[Stated goal]:
Find every line in the records below that holds the word "next" and copy it.

[Material shown]:
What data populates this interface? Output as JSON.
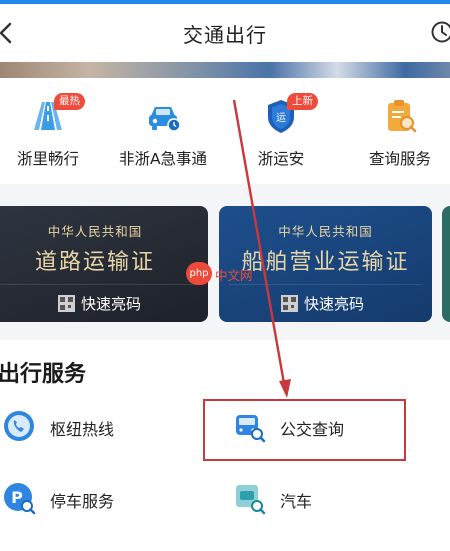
{
  "header": {
    "title": "交通出行",
    "back_icon": "chevron-left-icon",
    "right_icon": "clock-icon"
  },
  "quick_links": [
    {
      "label": "浙里畅行",
      "badge": "最热",
      "icon": "road-icon"
    },
    {
      "label": "非浙A急事通",
      "badge": "",
      "icon": "car-icon"
    },
    {
      "label": "浙运安",
      "badge": "上新",
      "icon": "shield-icon"
    },
    {
      "label": "查询服务",
      "badge": "",
      "icon": "clipboard-search-icon"
    }
  ],
  "certificates": [
    {
      "issuer": "中华人民共和国",
      "name": "道路运输证",
      "action": "快速亮码"
    },
    {
      "issuer": "中华人民共和国",
      "name": "船舶营业运输证",
      "action": "快速亮码"
    }
  ],
  "services": {
    "section_title": "出行服务",
    "items": [
      {
        "label": "枢纽热线",
        "icon": "phone-icon"
      },
      {
        "label": "公交查询",
        "icon": "bus-search-icon"
      },
      {
        "label": "停车服务",
        "icon": "parking-search-icon"
      },
      {
        "label": "汽车",
        "icon": "car-search-icon"
      }
    ]
  },
  "watermark": {
    "circle": "php",
    "text": "中文网"
  },
  "colors": {
    "accent": "#1f86ea",
    "badge": "#ef4b3c",
    "highlight": "#c8383c",
    "gold": "#e9d6a8"
  }
}
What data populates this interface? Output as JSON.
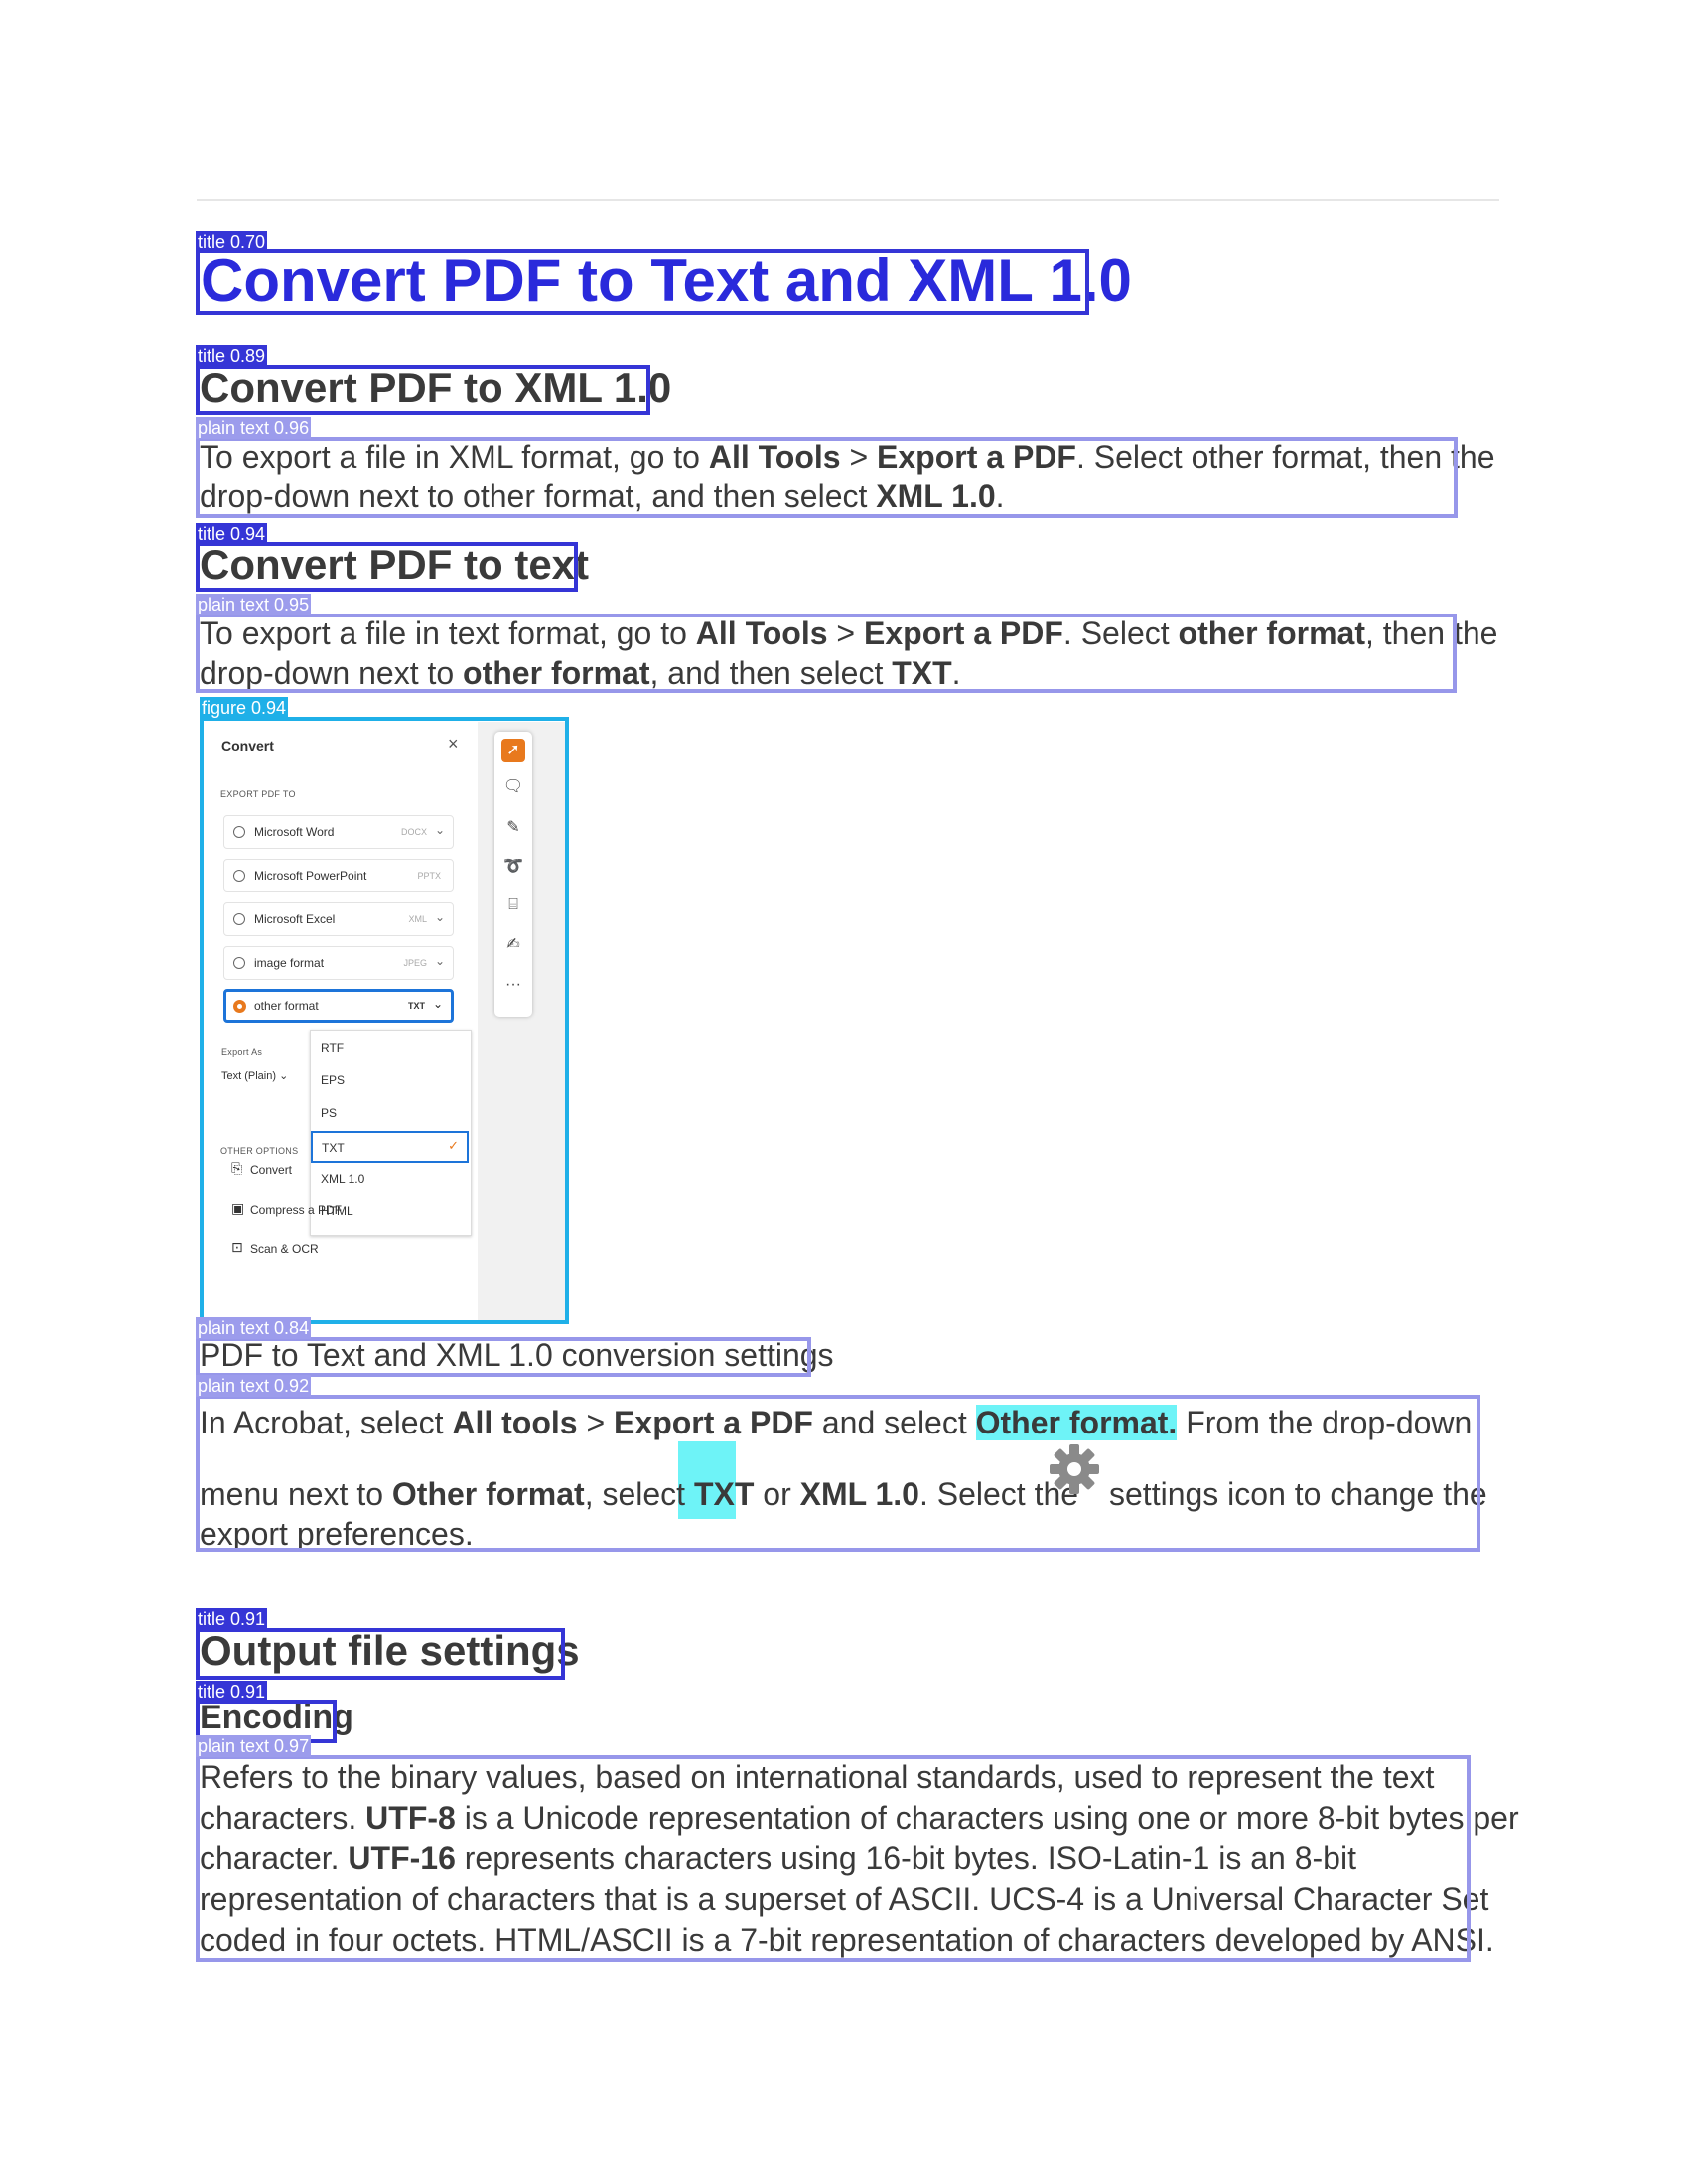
{
  "overlay_tags": {
    "t1": "title 0.70",
    "t2": "title 0.89",
    "p1": "plain text 0.96",
    "t3": "title 0.94",
    "p2": "plain text 0.95",
    "f1": "figure 0.94",
    "p3": "plain text 0.84",
    "p4": "plain text 0.92",
    "t4": "title 0.91",
    "t5": "title 0.91",
    "p5": "plain text 0.97"
  },
  "heading_main": "Convert PDF to Text and XML 1.0",
  "section_xml": {
    "title": "Convert PDF to XML 1.0",
    "l1a": "To export a file in XML format, go to ",
    "l1b": "All Tools",
    "l1c": " > ",
    "l1d": "Export a PDF",
    "l1e": ".  Select other format, then the",
    "l2a": "drop-down next to other format, and then select ",
    "l2b": "XML 1.0",
    "l2c": "."
  },
  "section_text": {
    "title": "Convert PDF to text",
    "l1a": "To export a file in text format, go to ",
    "l1b": "All Tools",
    "l1c": " > ",
    "l1d": "Export a PDF",
    "l1e": ".  Select ",
    "l1f": "other format",
    "l1g": ", then the",
    "l2a": "drop-down next to ",
    "l2b": "other format",
    "l2c": ", and then select ",
    "l2d": "TXT",
    "l2e": "."
  },
  "figure": {
    "panel_title": "Convert",
    "close": "×",
    "export_label": "EXPORT PDF TO",
    "options": [
      {
        "label": "Microsoft Word",
        "format": "DOCX"
      },
      {
        "label": "Microsoft PowerPoint",
        "format": "PPTX"
      },
      {
        "label": "Microsoft Excel",
        "format": "XML"
      },
      {
        "label": "image format",
        "format": "JPEG"
      },
      {
        "label": "other format",
        "format": "TXT"
      }
    ],
    "export_as_label": "Export As",
    "export_as_value": "Text (Plain)",
    "dropdown_items": [
      "RTF",
      "EPS",
      "PS",
      "TXT",
      "XML 1.0",
      "HTML"
    ],
    "dropdown_check": "✓",
    "other_options_label": "OTHER OPTIONS",
    "links": [
      "Convert",
      "Compress a PDF",
      "Scan & OCR"
    ],
    "tool_more": "···"
  },
  "caption": "PDF to Text and XML 1.0 conversion settings",
  "settings_para": {
    "l1a": "In Acrobat, select ",
    "l1b": "All tools",
    "l1c": " > ",
    "l1d": "Export a PDF",
    "l1e": " and select ",
    "l1f": "Other format.",
    "l1g": " From the drop-down",
    "l2a": "menu next to ",
    "l2b": "Other format",
    "l2c": ", select ",
    "l2d": "TXT",
    "l2e": " or ",
    "l2f": "XML 1.0",
    "l2g": ". Select the",
    "l2h": "settings icon to change the",
    "l3": "export preferences."
  },
  "output_title": "Output file settings",
  "encoding": {
    "title": "Encoding",
    "l1": "Refers to the binary values, based on international standards, used to represent the text",
    "l2a": "characters. ",
    "l2b": "UTF-8",
    "l2c": " is a Unicode representation of characters using one or more 8-bit bytes per",
    "l3a": "character. ",
    "l3b": "UTF-16",
    "l3c": " represents characters using 16-bit bytes. ISO-Latin-1 is an 8-bit",
    "l4": "representation of characters that is a superset of ASCII. UCS-4 is a Universal Character Set",
    "l5": "coded in four octets. HTML/ASCII is a 7-bit representation of characters developed by ANSI."
  },
  "colors": {
    "title_box": "#3535d6",
    "plain_box": "#9797ea",
    "figure_box": "#1fb0e8",
    "main_heading": "#2a2adb",
    "highlight": "#6ef3f7",
    "acrobat_orange": "#e8791d",
    "selection_blue": "#1d74d9"
  }
}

[Correct output]:
    "l2a": "drop-down next to other format, and then select ",
    "l2a": "drop-down next to ",
    "l2a": "menu next to ",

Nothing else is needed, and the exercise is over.